### Directions
Gather every line in the records below that contains the word "schule".

══ Record set ══

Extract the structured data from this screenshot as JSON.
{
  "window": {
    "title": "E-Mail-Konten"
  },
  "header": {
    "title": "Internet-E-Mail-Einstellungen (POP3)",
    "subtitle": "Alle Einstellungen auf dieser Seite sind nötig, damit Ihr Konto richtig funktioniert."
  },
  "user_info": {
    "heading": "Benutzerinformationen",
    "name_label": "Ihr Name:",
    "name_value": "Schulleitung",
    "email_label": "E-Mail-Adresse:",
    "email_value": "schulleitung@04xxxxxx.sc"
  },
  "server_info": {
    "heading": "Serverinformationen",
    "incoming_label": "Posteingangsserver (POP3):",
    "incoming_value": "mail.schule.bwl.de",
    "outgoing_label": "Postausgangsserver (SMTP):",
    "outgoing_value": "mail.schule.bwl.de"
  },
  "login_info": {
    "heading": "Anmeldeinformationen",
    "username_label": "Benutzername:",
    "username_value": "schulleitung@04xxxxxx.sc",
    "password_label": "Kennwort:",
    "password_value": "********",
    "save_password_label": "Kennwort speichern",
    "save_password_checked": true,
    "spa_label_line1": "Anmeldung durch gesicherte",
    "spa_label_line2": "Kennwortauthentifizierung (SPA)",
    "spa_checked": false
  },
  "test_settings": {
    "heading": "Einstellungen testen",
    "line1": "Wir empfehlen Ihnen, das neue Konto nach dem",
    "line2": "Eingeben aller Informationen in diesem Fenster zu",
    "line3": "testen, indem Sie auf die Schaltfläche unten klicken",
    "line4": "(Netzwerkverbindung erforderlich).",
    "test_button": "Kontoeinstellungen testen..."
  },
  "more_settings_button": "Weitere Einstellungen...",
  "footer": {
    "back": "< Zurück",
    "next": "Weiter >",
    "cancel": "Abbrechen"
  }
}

═══

### Response
    "incoming_value": "mail.schule.bwl.de",
    "outgoing_value": "mail.schule.bwl.de"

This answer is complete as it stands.